Top of MATERIAL FOR THE TASK

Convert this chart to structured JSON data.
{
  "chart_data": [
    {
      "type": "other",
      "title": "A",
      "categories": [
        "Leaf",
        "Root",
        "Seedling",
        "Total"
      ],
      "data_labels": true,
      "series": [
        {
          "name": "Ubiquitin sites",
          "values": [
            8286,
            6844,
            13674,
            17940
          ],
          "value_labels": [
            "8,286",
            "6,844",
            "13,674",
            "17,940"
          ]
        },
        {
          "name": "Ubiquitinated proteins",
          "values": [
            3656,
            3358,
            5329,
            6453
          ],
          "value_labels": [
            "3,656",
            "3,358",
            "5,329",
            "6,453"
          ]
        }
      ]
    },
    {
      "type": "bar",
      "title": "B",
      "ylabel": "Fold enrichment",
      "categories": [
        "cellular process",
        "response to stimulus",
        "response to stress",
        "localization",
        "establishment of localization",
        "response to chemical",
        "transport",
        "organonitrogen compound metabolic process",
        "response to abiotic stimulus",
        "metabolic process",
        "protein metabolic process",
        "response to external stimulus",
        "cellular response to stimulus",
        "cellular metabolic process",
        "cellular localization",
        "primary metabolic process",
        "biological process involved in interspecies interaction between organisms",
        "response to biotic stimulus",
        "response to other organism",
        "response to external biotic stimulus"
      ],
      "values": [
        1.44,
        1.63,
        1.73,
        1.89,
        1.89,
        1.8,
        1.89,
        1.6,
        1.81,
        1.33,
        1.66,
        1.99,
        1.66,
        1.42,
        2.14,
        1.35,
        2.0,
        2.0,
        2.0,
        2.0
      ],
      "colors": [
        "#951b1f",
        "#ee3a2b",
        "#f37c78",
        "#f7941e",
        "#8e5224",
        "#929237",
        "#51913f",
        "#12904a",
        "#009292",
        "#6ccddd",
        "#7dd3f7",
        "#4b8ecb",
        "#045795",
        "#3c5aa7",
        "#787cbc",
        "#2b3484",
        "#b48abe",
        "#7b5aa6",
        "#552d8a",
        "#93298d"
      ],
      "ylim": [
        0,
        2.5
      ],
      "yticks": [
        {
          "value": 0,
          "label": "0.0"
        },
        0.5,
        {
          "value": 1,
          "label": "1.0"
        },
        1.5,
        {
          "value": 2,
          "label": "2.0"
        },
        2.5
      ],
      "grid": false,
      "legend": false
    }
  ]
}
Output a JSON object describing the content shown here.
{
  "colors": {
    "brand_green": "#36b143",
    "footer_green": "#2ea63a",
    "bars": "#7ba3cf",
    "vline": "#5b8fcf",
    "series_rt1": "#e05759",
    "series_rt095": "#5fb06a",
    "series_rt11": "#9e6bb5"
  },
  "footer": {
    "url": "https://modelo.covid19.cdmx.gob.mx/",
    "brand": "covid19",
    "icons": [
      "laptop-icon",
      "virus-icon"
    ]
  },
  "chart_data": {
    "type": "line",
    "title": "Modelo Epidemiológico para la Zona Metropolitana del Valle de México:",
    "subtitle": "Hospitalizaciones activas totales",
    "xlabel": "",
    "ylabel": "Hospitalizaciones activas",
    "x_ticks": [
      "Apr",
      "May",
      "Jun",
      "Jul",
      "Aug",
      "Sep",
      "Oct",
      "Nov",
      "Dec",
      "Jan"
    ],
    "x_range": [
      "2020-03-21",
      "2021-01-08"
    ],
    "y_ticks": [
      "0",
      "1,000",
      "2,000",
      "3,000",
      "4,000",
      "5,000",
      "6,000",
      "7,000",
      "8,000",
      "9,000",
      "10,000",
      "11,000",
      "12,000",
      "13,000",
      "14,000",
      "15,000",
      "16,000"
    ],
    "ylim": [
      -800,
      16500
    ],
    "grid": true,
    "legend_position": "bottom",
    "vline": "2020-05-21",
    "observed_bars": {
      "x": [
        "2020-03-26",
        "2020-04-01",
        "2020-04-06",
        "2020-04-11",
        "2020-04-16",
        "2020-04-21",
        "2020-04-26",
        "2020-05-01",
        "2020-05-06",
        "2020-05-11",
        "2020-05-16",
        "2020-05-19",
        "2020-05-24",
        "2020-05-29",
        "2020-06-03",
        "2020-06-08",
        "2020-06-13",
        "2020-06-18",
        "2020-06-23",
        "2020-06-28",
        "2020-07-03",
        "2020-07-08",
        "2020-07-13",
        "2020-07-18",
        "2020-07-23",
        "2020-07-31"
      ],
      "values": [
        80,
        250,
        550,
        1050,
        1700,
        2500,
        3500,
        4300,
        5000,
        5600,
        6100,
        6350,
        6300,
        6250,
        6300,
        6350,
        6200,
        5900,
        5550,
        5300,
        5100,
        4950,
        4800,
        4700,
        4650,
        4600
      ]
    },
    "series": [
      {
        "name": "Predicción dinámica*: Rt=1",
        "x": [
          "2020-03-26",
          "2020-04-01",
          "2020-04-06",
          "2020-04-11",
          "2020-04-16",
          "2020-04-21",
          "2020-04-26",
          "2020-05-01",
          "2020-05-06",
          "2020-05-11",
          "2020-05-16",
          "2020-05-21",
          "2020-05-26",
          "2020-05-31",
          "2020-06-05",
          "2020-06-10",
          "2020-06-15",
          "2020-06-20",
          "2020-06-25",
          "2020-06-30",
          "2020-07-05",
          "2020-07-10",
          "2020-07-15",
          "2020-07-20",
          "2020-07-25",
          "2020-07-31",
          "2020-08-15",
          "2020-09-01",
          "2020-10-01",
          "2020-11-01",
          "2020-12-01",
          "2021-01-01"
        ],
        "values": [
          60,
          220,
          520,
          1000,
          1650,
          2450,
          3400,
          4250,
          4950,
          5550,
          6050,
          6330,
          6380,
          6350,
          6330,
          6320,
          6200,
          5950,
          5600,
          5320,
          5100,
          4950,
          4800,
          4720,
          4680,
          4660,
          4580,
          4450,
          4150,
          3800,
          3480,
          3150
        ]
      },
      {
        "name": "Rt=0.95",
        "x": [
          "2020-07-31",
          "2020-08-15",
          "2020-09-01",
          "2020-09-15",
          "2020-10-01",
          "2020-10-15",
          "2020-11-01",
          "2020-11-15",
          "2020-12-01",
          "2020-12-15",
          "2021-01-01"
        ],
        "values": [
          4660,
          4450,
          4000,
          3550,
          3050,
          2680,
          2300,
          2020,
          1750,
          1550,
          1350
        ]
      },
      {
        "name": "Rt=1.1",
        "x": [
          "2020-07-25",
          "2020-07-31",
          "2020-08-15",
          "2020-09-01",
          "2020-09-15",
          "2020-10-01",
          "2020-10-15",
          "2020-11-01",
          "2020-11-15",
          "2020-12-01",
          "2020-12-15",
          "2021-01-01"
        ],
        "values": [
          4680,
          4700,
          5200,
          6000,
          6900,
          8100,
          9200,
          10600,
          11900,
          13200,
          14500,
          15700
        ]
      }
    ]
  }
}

Bottom of MATERIAL FOR THE TASK

◆ WHAT YOU SHOULD DO: What you return must match the records above exactly, line for line.

◆ EXERCISE RESPONSE:
Convert this chart to structured JSON data.
{
  "chart_data": [
    {
      "type": "other",
      "title": "A",
      "categories": [
        "Leaf",
        "Root",
        "Seedling",
        "Total"
      ],
      "data_labels": true,
      "series": [
        {
          "name": "Ubiquitin sites",
          "values": [
            8286,
            6844,
            13674,
            17940
          ],
          "value_labels": [
            "8,286",
            "6,844",
            "13,674",
            "17,940"
          ]
        },
        {
          "name": "Ubiquitinated proteins",
          "values": [
            3656,
            3358,
            5329,
            6453
          ],
          "value_labels": [
            "3,656",
            "3,358",
            "5,329",
            "6,453"
          ]
        }
      ]
    },
    {
      "type": "bar",
      "title": "B",
      "ylabel": "Fold enrichment",
      "categories": [
        "cellular process",
        "response to stimulus",
        "response to stress",
        "localization",
        "establishment of localization",
        "response to chemical",
        "transport",
        "organonitrogen compound metabolic process",
        "response to abiotic stimulus",
        "metabolic process",
        "protein metabolic process",
        "response to external stimulus",
        "cellular response to stimulus",
        "cellular metabolic process",
        "cellular localization",
        "primary metabolic process",
        "biological process involved in interspecies interaction between organisms",
        "response to biotic stimulus",
        "response to other organism",
        "response to external biotic stimulus"
      ],
      "values": [
        1.44,
        1.63,
        1.73,
        1.89,
        1.89,
        1.8,
        1.89,
        1.6,
        1.81,
        1.33,
        1.66,
        1.99,
        1.66,
        1.42,
        2.14,
        1.35,
        2.0,
        2.0,
        2.0,
        2.0
      ],
      "colors": [
        "#951b1f",
        "#ee3a2b",
        "#f37c78",
        "#f7941e",
        "#8e5224",
        "#929237",
        "#51913f",
        "#12904a",
        "#009292",
        "#6ccddd",
        "#7dd3f7",
        "#4b8ecb",
        "#045795",
        "#3c5aa7",
        "#787cbc",
        "#2b3484",
        "#b48abe",
        "#7b5aa6",
        "#552d8a",
        "#93298d"
      ],
      "ylim": [
        0,
        2.5
      ],
      "yticks": [
        {
          "value": 0,
          "label": "0.0"
        },
        0.5,
        {
          "value": 1,
          "label": "1.0"
        },
        1.5,
        {
          "value": 2,
          "label": "2.0"
        },
        2.5
      ],
      "grid": false,
      "legend": false
    }
  ]
}
Output a JSON object describing the content shown here.
{
  "colors": {
    "brand_green": "#36b143",
    "footer_green": "#2ea63a",
    "bars": "#7ba3cf",
    "vline": "#5b8fcf",
    "series_rt1": "#e05759",
    "series_rt095": "#5fb06a",
    "series_rt11": "#9e6bb5"
  },
  "footer": {
    "url": "https://modelo.covid19.cdmx.gob.mx/",
    "brand": "covid19",
    "icons": [
      "laptop-icon",
      "virus-icon"
    ]
  },
  "chart_data": {
    "type": "line",
    "title": "Modelo Epidemiológico para la Zona Metropolitana del Valle de México:",
    "subtitle": "Hospitalizaciones activas totales",
    "xlabel": "",
    "ylabel": "Hospitalizaciones activas",
    "x_ticks": [
      "Apr",
      "May",
      "Jun",
      "Jul",
      "Aug",
      "Sep",
      "Oct",
      "Nov",
      "Dec",
      "Jan"
    ],
    "x_range": [
      "2020-03-21",
      "2021-01-08"
    ],
    "y_ticks": [
      "0",
      "1,000",
      "2,000",
      "3,000",
      "4,000",
      "5,000",
      "6,000",
      "7,000",
      "8,000",
      "9,000",
      "10,000",
      "11,000",
      "12,000",
      "13,000",
      "14,000",
      "15,000",
      "16,000"
    ],
    "ylim": [
      -800,
      16500
    ],
    "grid": true,
    "legend_position": "bottom",
    "vline": "2020-05-21",
    "observed_bars": {
      "x": [
        "2020-03-26",
        "2020-04-01",
        "2020-04-06",
        "2020-04-11",
        "2020-04-16",
        "2020-04-21",
        "2020-04-26",
        "2020-05-01",
        "2020-05-06",
        "2020-05-11",
        "2020-05-16",
        "2020-05-19",
        "2020-05-24",
        "2020-05-29",
        "2020-06-03",
        "2020-06-08",
        "2020-06-13",
        "2020-06-18",
        "2020-06-23",
        "2020-06-28",
        "2020-07-03",
        "2020-07-08",
        "2020-07-13",
        "2020-07-18",
        "2020-07-23",
        "2020-07-31"
      ],
      "values": [
        80,
        250,
        550,
        1050,
        1700,
        2500,
        3500,
        4300,
        5000,
        5600,
        6100,
        6350,
        6300,
        6250,
        6300,
        6350,
        6200,
        5900,
        5550,
        5300,
        5100,
        4950,
        4800,
        4700,
        4650,
        4600
      ]
    },
    "series": [
      {
        "name": "Predicción dinámica*: Rt=1",
        "x": [
          "2020-03-26",
          "2020-04-01",
          "2020-04-06",
          "2020-04-11",
          "2020-04-16",
          "2020-04-21",
          "2020-04-26",
          "2020-05-01",
          "2020-05-06",
          "2020-05-11",
          "2020-05-16",
          "2020-05-21",
          "2020-05-26",
          "2020-05-31",
          "2020-06-05",
          "2020-06-10",
          "2020-06-15",
          "2020-06-20",
          "2020-06-25",
          "2020-06-30",
          "2020-07-05",
          "2020-07-10",
          "2020-07-15",
          "2020-07-20",
          "2020-07-25",
          "2020-07-31",
          "2020-08-15",
          "2020-09-01",
          "2020-10-01",
          "2020-11-01",
          "2020-12-01",
          "2021-01-01"
        ],
        "values": [
          60,
          220,
          520,
          1000,
          1650,
          2450,
          3400,
          4250,
          4950,
          5550,
          6050,
          6330,
          6380,
          6350,
          6330,
          6320,
          6200,
          5950,
          5600,
          5320,
          5100,
          4950,
          4800,
          4720,
          4680,
          4660,
          4580,
          4450,
          4150,
          3800,
          3480,
          3150
        ]
      },
      {
        "name": "Rt=0.95",
        "x": [
          "2020-07-31",
          "2020-08-15",
          "2020-09-01",
          "2020-09-15",
          "2020-10-01",
          "2020-10-15",
          "2020-11-01",
          "2020-11-15",
          "2020-12-01",
          "2020-12-15",
          "2021-01-01"
        ],
        "values": [
          4660,
          4450,
          4000,
          3550,
          3050,
          2680,
          2300,
          2020,
          1750,
          1550,
          1350
        ]
      },
      {
        "name": "Rt=1.1",
        "x": [
          "2020-07-25",
          "2020-07-31",
          "2020-08-15",
          "2020-09-01",
          "2020-09-15",
          "2020-10-01",
          "2020-10-15",
          "2020-11-01",
          "2020-11-15",
          "2020-12-01",
          "2020-12-15",
          "2021-01-01"
        ],
        "values": [
          4680,
          4700,
          5200,
          6000,
          6900,
          8100,
          9200,
          10600,
          11900,
          13200,
          14500,
          15700
        ]
      }
    ]
  }
}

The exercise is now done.